ENTRIES SHOWN >>

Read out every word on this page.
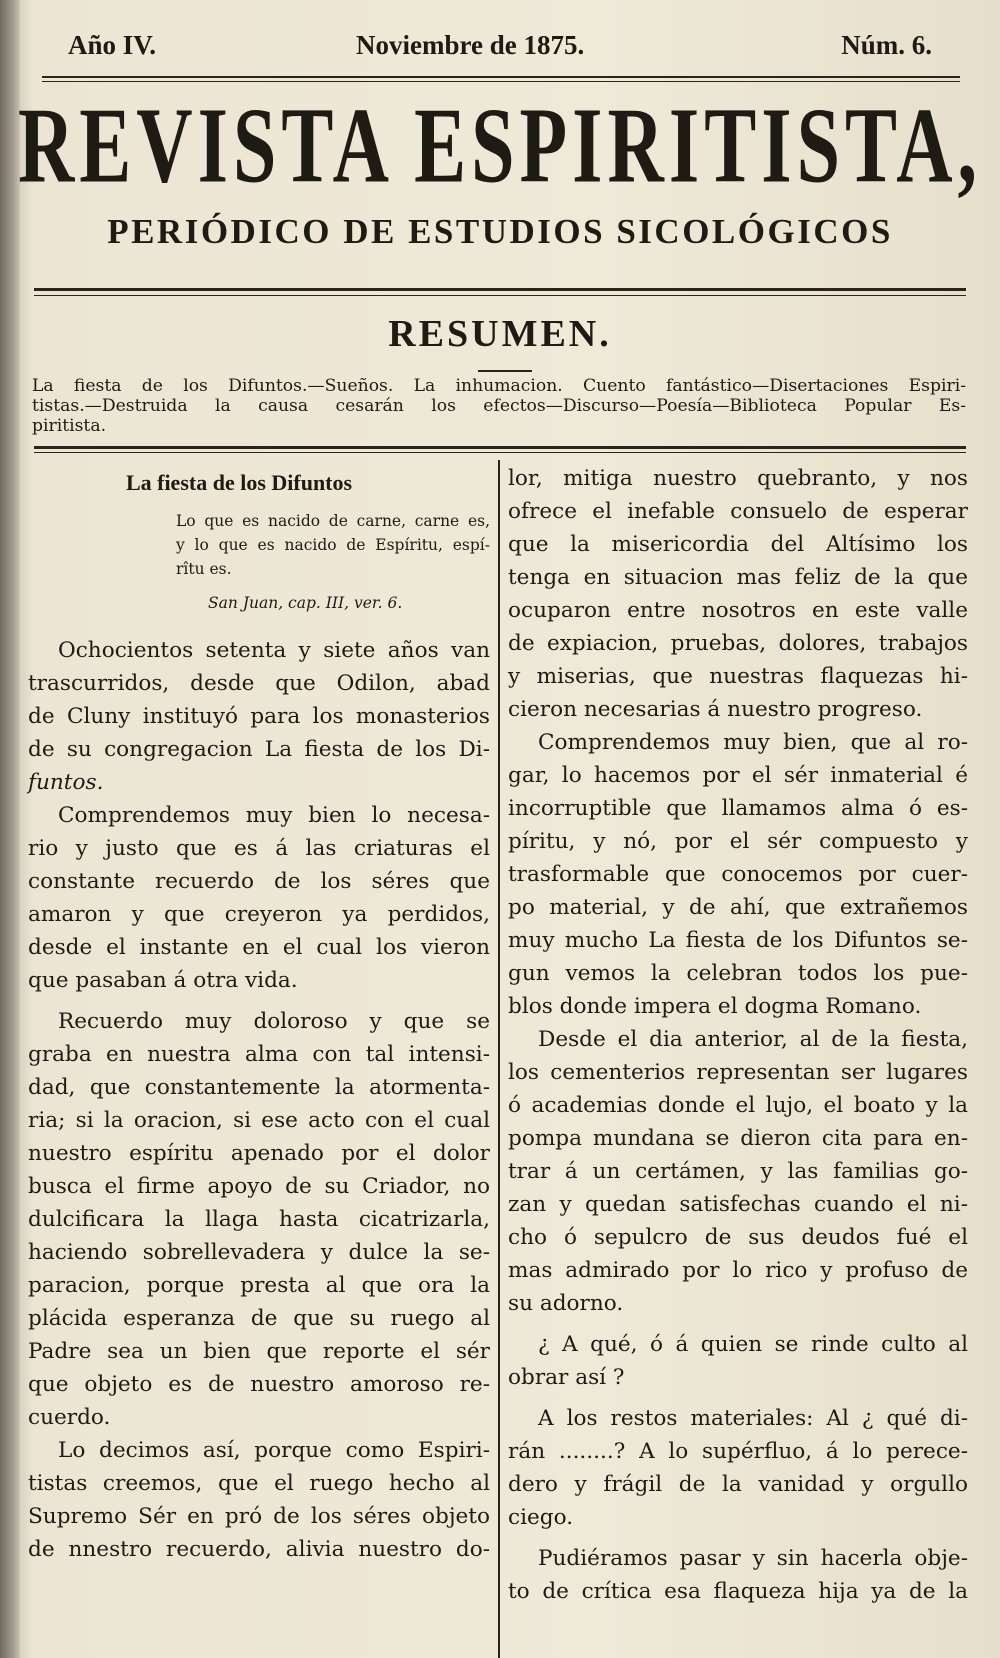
Año IV.	Noviembre de 1875.	Núm. 6.
REVISTA ESPIRITISTA,
PERIÓDICO DE ESTUDIOS SICOLÓGICOS
RESUMEN.
La fiesta de los Difuntos.—Sueños. La inhumacion. Cuento fantástico—Disertaciones Espiri-
tistas.—Destruida la causa cesarán los efectos—Discurso—Poesía—Biblioteca Popular Es-
piritista.
La fiesta de los Difuntos
Lo que es nacido de carne, carne es,
y lo que es nacido de Espíritu, espí-
rîtu es.
San Juan, cap. III, ver. 6.

Ochocientos setenta y siete años van

trascurridos, desde que Odilon, abad

de Cluny instituyó para los monasterios

de su congregacion La fiesta de los Di-

funtos.

Comprendemos muy bien lo necesa-

rio y justo que es á las criaturas el

constante recuerdo de los séres que

amaron y que creyeron ya perdidos,

desde el instante en el cual los vieron

que pasaban á otra vida.

Recuerdo muy doloroso y que se

graba en nuestra alma con tal intensi-

dad, que constantemente la atormenta-

ria; si la oracion, si ese acto con el cual

nuestro espíritu apenado por el dolor

busca el firme apoyo de su Criador, no

dulcificara la llaga hasta cicatrizarla,

haciendo sobrellevadera y dulce la se-

paracion, porque presta al que ora la

plácida esperanza de que su ruego al

Padre sea un bien que reporte el sér

que objeto es de nuestro amoroso re-

cuerdo.

Lo decimos así, porque como Espiri-

tistas creemos, que el ruego hecho al

Supremo Sér en pró de los séres objeto

de nnestro recuerdo, alivia nuestro do-

lor, mitiga nuestro quebranto, y nos

ofrece el inefable consuelo de esperar

que la misericordia del Altísimo los

tenga en situacion mas feliz de la que

ocuparon entre nosotros en este valle

de expiacion, pruebas, dolores, trabajos

y miserias, que nuestras flaquezas hi-

cieron necesarias á nuestro progreso.

Comprendemos muy bien, que al ro-

gar, lo hacemos por el sér inmaterial é

incorruptible que llamamos alma ó es-

píritu, y nó, por el sér compuesto y

trasformable que conocemos por cuer-

po material, y de ahí, que extrañemos

muy mucho La fiesta de los Difuntos se-

gun vemos la celebran todos los pue-

blos donde impera el dogma Romano.

Desde el dia anterior, al de la fiesta,

los cementerios representan ser lugares

ó academias donde el lujo, el boato y la

pompa mundana se dieron cita para en-

trar á un certámen, y las familias go-

zan y quedan satisfechas cuando el ni-

cho ó sepulcro de sus deudos fué el

mas admirado por lo rico y profuso de

su adorno.

¿ A qué, ó á quien se rinde culto al

obrar así ?

A los restos materiales: Al ¿ qué di-

rán ........? A lo supérfluo, á lo perece-

dero y frágil de la vanidad y orgullo

ciego.

Pudiéramos pasar y sin hacerla obje-

to de crítica esa flaqueza hija ya de la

EXERCISE DIRECTIONS >> Your task is to collect every line above that contains the word "Difuntos".

FINISHED EXERCISE >>
La fiesta de los Difuntos.—Sueños. La inhumacion. Cuento fantástico—Disertaciones Espiri-
La fiesta de los Difuntos
muy mucho La fiesta de los Difuntos se-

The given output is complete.